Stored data
* Begin *
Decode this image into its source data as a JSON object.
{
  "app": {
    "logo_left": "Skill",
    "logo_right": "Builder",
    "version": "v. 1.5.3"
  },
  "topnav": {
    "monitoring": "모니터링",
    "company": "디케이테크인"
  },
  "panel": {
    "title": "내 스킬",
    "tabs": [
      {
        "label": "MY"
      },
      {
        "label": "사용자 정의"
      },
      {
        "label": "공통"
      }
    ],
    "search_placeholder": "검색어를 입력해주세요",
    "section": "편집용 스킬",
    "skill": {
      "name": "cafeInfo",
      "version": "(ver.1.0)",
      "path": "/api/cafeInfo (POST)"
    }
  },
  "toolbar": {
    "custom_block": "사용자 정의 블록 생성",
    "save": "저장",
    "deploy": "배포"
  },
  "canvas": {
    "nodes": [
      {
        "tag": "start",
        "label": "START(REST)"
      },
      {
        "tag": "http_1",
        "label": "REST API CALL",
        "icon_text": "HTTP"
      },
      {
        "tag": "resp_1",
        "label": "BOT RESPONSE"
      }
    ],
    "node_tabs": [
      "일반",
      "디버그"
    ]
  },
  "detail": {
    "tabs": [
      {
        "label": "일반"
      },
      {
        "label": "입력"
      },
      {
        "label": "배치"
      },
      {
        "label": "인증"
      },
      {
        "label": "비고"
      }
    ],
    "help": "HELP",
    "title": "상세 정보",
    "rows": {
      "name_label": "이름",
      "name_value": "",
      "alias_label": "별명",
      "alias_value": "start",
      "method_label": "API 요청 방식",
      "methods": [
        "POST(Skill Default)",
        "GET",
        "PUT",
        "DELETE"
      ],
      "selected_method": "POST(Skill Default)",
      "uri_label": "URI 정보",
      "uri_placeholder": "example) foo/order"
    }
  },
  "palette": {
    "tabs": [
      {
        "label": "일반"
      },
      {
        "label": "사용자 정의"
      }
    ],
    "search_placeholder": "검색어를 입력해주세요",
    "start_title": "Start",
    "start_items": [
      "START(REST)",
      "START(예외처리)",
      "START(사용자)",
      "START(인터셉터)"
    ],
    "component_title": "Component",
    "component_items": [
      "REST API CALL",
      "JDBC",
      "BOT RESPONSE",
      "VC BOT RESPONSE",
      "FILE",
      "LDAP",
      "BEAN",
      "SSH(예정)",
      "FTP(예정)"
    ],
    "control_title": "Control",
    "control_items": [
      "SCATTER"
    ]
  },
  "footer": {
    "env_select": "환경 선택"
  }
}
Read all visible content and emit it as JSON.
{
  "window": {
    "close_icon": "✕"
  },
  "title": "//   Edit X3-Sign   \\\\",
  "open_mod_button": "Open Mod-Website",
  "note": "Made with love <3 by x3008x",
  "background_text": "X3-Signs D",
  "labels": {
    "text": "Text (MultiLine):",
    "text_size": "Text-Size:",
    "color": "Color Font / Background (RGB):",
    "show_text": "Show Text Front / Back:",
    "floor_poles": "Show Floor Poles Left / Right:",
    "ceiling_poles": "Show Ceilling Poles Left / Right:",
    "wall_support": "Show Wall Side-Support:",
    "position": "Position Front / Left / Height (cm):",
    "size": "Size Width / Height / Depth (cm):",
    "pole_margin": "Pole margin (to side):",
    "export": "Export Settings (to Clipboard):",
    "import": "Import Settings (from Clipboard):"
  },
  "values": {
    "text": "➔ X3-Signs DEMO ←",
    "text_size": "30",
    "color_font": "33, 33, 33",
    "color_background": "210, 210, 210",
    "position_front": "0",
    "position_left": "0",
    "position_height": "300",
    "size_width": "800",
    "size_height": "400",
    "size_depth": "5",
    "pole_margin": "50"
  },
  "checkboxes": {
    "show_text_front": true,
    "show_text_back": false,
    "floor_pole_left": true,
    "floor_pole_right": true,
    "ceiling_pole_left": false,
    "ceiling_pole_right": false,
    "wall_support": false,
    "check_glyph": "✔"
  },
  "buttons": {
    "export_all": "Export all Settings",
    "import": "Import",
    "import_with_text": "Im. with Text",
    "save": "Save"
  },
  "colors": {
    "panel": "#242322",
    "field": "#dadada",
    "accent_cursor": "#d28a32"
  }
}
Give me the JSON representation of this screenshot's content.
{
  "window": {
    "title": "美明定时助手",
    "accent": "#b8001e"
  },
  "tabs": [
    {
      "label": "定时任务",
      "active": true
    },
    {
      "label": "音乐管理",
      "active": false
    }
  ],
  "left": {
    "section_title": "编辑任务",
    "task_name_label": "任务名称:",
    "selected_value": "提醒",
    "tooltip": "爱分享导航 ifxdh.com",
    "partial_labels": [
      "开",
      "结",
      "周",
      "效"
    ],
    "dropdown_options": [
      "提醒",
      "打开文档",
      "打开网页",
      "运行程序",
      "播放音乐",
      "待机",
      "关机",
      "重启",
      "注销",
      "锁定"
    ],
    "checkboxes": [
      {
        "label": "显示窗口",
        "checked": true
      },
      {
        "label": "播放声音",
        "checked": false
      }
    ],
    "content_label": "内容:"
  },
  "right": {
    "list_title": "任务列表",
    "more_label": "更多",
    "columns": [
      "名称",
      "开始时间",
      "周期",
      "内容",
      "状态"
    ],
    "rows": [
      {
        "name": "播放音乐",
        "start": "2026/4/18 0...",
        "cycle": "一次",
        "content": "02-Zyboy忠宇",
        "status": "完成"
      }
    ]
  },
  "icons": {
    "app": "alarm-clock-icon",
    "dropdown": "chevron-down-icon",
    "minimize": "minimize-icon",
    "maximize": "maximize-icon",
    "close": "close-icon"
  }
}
* End *
> _Exercise objective_: All entries shown above should be printed again exactly.

> _Response to this task_:
Decode this image into its source data as a JSON object.
{
  "app": {
    "logo_left": "Skill",
    "logo_right": "Builder",
    "version": "v. 1.5.3"
  },
  "topnav": {
    "monitoring": "모니터링",
    "company": "디케이테크인"
  },
  "panel": {
    "title": "내 스킬",
    "tabs": [
      {
        "label": "MY"
      },
      {
        "label": "사용자 정의"
      },
      {
        "label": "공통"
      }
    ],
    "search_placeholder": "검색어를 입력해주세요",
    "section": "편집용 스킬",
    "skill": {
      "name": "cafeInfo",
      "version": "(ver.1.0)",
      "path": "/api/cafeInfo (POST)"
    }
  },
  "toolbar": {
    "custom_block": "사용자 정의 블록 생성",
    "save": "저장",
    "deploy": "배포"
  },
  "canvas": {
    "nodes": [
      {
        "tag": "start",
        "label": "START(REST)"
      },
      {
        "tag": "http_1",
        "label": "REST API CALL",
        "icon_text": "HTTP"
      },
      {
        "tag": "resp_1",
        "label": "BOT RESPONSE"
      }
    ],
    "node_tabs": [
      "일반",
      "디버그"
    ]
  },
  "detail": {
    "tabs": [
      {
        "label": "일반"
      },
      {
        "label": "입력"
      },
      {
        "label": "배치"
      },
      {
        "label": "인증"
      },
      {
        "label": "비고"
      }
    ],
    "help": "HELP",
    "title": "상세 정보",
    "rows": {
      "name_label": "이름",
      "name_value": "",
      "alias_label": "별명",
      "alias_value": "start",
      "method_label": "API 요청 방식",
      "methods": [
        "POST(Skill Default)",
        "GET",
        "PUT",
        "DELETE"
      ],
      "selected_method": "POST(Skill Default)",
      "uri_label": "URI 정보",
      "uri_placeholder": "example) foo/order"
    }
  },
  "palette": {
    "tabs": [
      {
        "label": "일반"
      },
      {
        "label": "사용자 정의"
      }
    ],
    "search_placeholder": "검색어를 입력해주세요",
    "start_title": "Start",
    "start_items": [
      "START(REST)",
      "START(예외처리)",
      "START(사용자)",
      "START(인터셉터)"
    ],
    "component_title": "Component",
    "component_items": [
      "REST API CALL",
      "JDBC",
      "BOT RESPONSE",
      "VC BOT RESPONSE",
      "FILE",
      "LDAP",
      "BEAN",
      "SSH(예정)",
      "FTP(예정)"
    ],
    "control_title": "Control",
    "control_items": [
      "SCATTER"
    ]
  },
  "footer": {
    "env_select": "환경 선택"
  }
}
Read all visible content and emit it as JSON.
{
  "window": {
    "close_icon": "✕"
  },
  "title": "//   Edit X3-Sign   \\\\",
  "open_mod_button": "Open Mod-Website",
  "note": "Made with love <3 by x3008x",
  "background_text": "X3-Signs D",
  "labels": {
    "text": "Text (MultiLine):",
    "text_size": "Text-Size:",
    "color": "Color Font / Background (RGB):",
    "show_text": "Show Text Front / Back:",
    "floor_poles": "Show Floor Poles Left / Right:",
    "ceiling_poles": "Show Ceilling Poles Left / Right:",
    "wall_support": "Show Wall Side-Support:",
    "position": "Position Front / Left / Height (cm):",
    "size": "Size Width / Height / Depth (cm):",
    "pole_margin": "Pole margin (to side):",
    "export": "Export Settings (to Clipboard):",
    "import": "Import Settings (from Clipboard):"
  },
  "values": {
    "text": "➔ X3-Signs DEMO ←",
    "text_size": "30",
    "color_font": "33, 33, 33",
    "color_background": "210, 210, 210",
    "position_front": "0",
    "position_left": "0",
    "position_height": "300",
    "size_width": "800",
    "size_height": "400",
    "size_depth": "5",
    "pole_margin": "50"
  },
  "checkboxes": {
    "show_text_front": true,
    "show_text_back": false,
    "floor_pole_left": true,
    "floor_pole_right": true,
    "ceiling_pole_left": false,
    "ceiling_pole_right": false,
    "wall_support": false,
    "check_glyph": "✔"
  },
  "buttons": {
    "export_all": "Export all Settings",
    "import": "Import",
    "import_with_text": "Im. with Text",
    "save": "Save"
  },
  "colors": {
    "panel": "#242322",
    "field": "#dadada",
    "accent_cursor": "#d28a32"
  }
}
Give me the JSON representation of this screenshot's content.
{
  "window": {
    "title": "美明定时助手",
    "accent": "#b8001e"
  },
  "tabs": [
    {
      "label": "定时任务",
      "active": true
    },
    {
      "label": "音乐管理",
      "active": false
    }
  ],
  "left": {
    "section_title": "编辑任务",
    "task_name_label": "任务名称:",
    "selected_value": "提醒",
    "tooltip": "爱分享导航 ifxdh.com",
    "partial_labels": [
      "开",
      "结",
      "周",
      "效"
    ],
    "dropdown_options": [
      "提醒",
      "打开文档",
      "打开网页",
      "运行程序",
      "播放音乐",
      "待机",
      "关机",
      "重启",
      "注销",
      "锁定"
    ],
    "checkboxes": [
      {
        "label": "显示窗口",
        "checked": true
      },
      {
        "label": "播放声音",
        "checked": false
      }
    ],
    "content_label": "内容:"
  },
  "right": {
    "list_title": "任务列表",
    "more_label": "更多",
    "columns": [
      "名称",
      "开始时间",
      "周期",
      "内容",
      "状态"
    ],
    "rows": [
      {
        "name": "播放音乐",
        "start": "2026/4/18 0...",
        "cycle": "一次",
        "content": "02-Zyboy忠宇",
        "status": "完成"
      }
    ]
  },
  "icons": {
    "app": "alarm-clock-icon",
    "dropdown": "chevron-down-icon",
    "minimize": "minimize-icon",
    "maximize": "maximize-icon",
    "close": "close-icon"
  }
}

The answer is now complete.